-- STATED PROBLEM --
Check each line for the word "text" and give how many have it. Say nothing else.

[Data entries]
****************

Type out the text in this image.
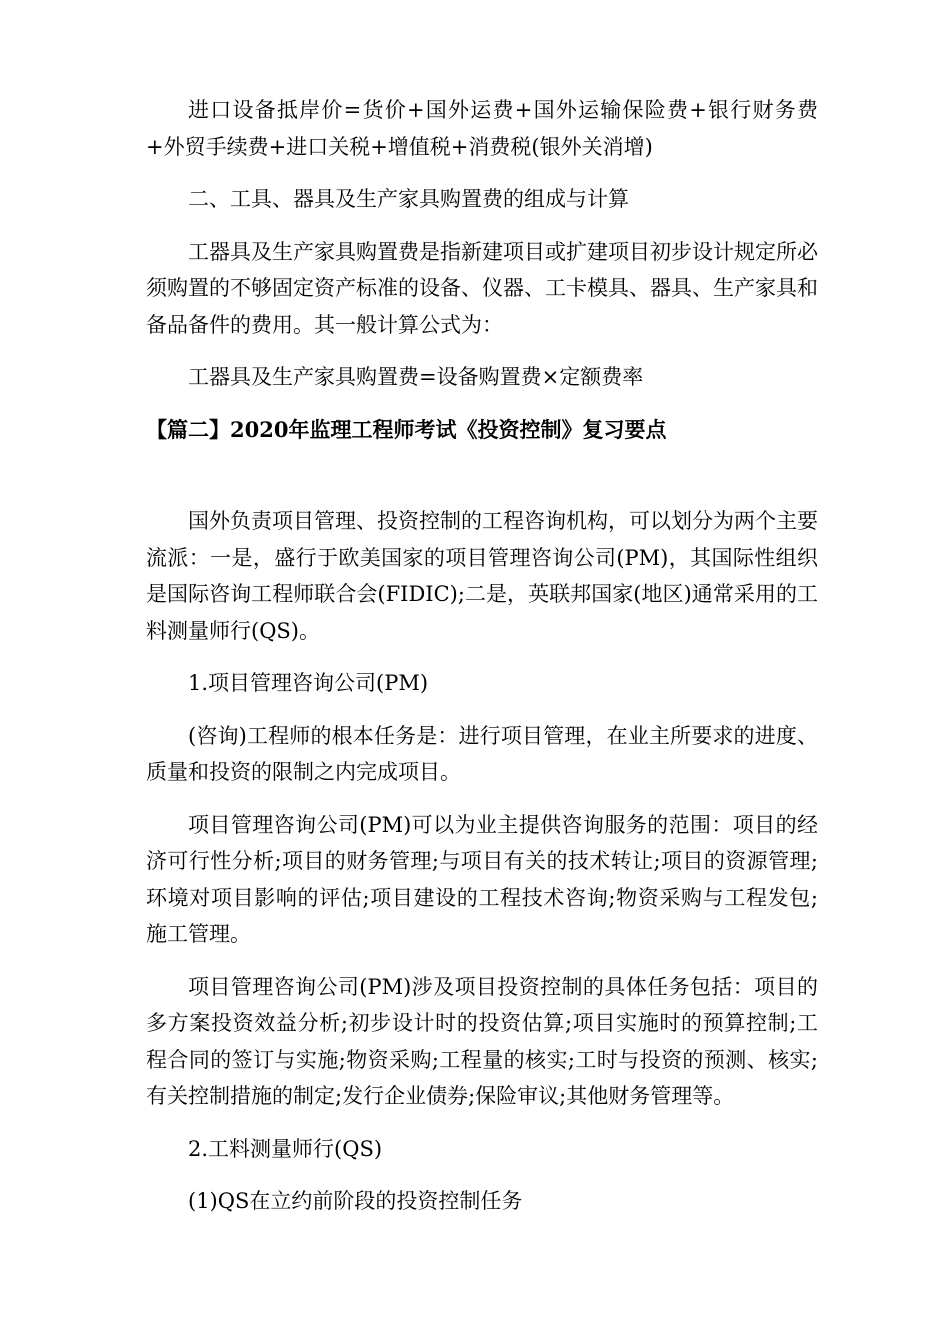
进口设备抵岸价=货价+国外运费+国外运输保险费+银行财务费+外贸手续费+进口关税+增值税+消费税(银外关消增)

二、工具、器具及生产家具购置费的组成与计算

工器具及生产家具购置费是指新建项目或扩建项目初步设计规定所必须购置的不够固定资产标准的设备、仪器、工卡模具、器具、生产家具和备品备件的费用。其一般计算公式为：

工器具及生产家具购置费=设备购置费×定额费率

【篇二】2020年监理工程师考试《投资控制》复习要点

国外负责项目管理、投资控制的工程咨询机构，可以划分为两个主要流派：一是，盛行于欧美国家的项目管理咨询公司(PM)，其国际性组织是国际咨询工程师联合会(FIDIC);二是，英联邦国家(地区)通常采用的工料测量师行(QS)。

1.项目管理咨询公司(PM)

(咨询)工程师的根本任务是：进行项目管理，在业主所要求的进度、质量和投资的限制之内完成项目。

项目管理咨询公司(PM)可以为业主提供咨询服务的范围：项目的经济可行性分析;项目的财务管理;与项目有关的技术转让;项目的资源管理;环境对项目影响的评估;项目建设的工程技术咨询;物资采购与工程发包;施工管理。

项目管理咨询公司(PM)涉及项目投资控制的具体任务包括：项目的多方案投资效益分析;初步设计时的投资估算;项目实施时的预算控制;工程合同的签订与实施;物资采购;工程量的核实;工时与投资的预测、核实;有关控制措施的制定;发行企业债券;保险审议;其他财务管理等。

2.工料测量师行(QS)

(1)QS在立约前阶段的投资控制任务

****************

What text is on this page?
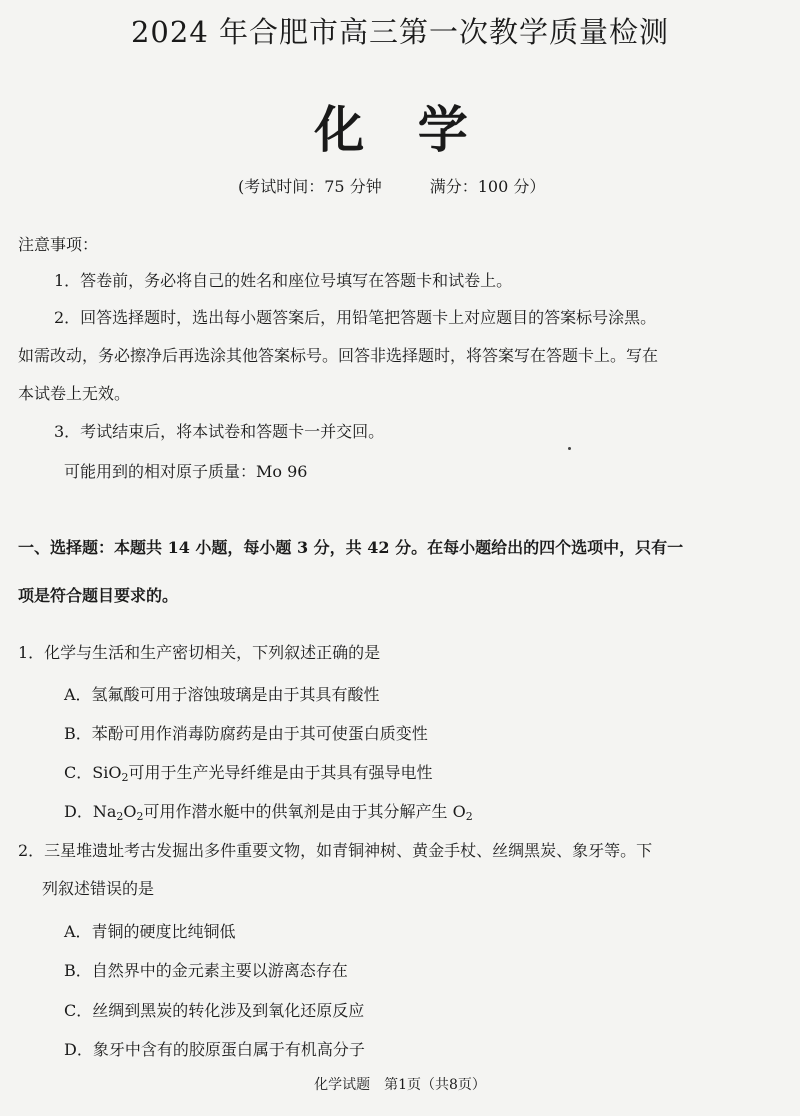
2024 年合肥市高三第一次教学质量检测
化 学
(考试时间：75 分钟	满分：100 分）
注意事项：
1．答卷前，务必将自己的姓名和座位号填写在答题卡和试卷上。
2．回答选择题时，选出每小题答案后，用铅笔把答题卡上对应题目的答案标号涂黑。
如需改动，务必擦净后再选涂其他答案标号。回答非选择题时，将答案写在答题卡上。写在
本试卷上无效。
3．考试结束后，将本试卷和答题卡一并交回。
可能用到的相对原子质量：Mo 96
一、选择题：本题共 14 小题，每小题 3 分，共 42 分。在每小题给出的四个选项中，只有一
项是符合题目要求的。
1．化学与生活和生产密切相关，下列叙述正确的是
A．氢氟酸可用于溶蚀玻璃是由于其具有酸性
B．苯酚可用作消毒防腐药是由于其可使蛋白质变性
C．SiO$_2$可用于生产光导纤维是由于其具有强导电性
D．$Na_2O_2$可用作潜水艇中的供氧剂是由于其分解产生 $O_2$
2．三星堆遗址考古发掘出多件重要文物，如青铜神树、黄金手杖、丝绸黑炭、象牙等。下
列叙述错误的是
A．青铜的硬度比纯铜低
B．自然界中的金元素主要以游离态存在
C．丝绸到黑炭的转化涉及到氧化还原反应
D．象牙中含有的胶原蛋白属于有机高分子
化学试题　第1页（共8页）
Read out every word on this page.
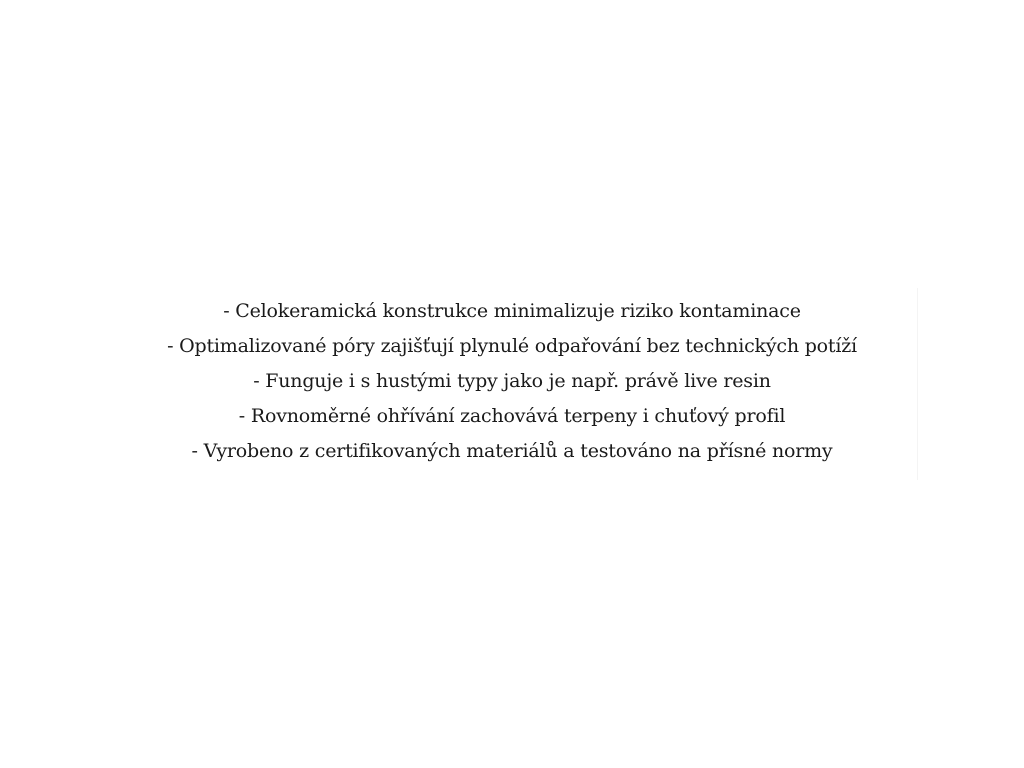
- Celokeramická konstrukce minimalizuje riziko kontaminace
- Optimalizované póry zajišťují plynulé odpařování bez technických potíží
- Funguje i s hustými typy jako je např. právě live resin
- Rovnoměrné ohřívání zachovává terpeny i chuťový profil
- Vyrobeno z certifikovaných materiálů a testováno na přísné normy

****************

-- OUTPUT --
2